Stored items

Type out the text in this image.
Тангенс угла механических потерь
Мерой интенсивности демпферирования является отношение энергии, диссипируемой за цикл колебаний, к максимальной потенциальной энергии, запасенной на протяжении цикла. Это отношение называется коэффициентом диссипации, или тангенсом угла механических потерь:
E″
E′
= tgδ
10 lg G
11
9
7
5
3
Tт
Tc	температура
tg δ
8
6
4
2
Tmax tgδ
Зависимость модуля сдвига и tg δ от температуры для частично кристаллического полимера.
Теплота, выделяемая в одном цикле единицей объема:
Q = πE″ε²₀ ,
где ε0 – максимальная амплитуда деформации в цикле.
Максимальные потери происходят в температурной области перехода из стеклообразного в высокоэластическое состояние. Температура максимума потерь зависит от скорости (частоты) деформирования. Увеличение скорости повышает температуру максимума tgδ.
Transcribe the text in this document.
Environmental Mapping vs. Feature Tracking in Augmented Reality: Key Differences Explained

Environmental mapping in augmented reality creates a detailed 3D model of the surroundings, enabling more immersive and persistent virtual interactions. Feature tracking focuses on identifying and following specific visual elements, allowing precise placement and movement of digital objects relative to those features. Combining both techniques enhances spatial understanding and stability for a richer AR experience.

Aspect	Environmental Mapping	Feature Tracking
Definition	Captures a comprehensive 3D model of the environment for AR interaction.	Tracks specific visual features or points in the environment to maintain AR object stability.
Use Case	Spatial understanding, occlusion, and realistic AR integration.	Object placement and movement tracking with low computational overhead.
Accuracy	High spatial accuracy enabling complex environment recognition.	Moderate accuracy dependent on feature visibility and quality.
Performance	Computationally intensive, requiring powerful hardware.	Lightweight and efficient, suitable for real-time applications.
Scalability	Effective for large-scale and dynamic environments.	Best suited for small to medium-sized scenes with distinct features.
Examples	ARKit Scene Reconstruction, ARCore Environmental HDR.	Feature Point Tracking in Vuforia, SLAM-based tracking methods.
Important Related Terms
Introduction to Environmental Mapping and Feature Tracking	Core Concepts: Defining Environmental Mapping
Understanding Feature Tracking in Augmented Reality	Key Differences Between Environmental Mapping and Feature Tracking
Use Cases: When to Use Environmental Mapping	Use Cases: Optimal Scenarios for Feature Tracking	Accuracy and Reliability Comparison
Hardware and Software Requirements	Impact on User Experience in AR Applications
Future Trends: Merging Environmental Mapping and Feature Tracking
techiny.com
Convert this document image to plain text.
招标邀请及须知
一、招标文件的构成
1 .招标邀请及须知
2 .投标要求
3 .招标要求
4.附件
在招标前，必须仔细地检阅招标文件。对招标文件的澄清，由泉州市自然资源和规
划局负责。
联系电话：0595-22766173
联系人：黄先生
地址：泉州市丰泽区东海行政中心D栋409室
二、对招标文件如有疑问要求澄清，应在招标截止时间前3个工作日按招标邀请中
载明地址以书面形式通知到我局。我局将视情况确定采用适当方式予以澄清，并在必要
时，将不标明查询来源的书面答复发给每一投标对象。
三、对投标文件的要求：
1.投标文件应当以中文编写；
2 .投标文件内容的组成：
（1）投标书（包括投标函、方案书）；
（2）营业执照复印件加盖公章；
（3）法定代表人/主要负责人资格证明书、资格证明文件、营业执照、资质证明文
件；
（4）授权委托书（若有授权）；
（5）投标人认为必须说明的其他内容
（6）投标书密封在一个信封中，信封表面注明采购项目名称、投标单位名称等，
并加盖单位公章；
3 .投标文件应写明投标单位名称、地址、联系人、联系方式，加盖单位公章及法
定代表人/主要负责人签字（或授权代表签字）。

▶ _EXERCISE INSTRUCTIONS_
Check each line above for the word "specific" and copy the ones that have it.

▶ _RESULT OF THE TASK_
Environmental mapping in augmented reality creates a detailed 3D model of the surroundings, enabling more immersive and persistent virtual interactions. Feature tracking focuses on identifying and following specific visual elements, allowing precise placement and movement of digital objects relative to those features. Combining both techniques enhances spatial understanding and stability for a richer AR experience.
Definition	Captures a comprehensive 3D model of the environment for AR interaction.	Tracks specific visual features or points in the environment to maintain AR object stability.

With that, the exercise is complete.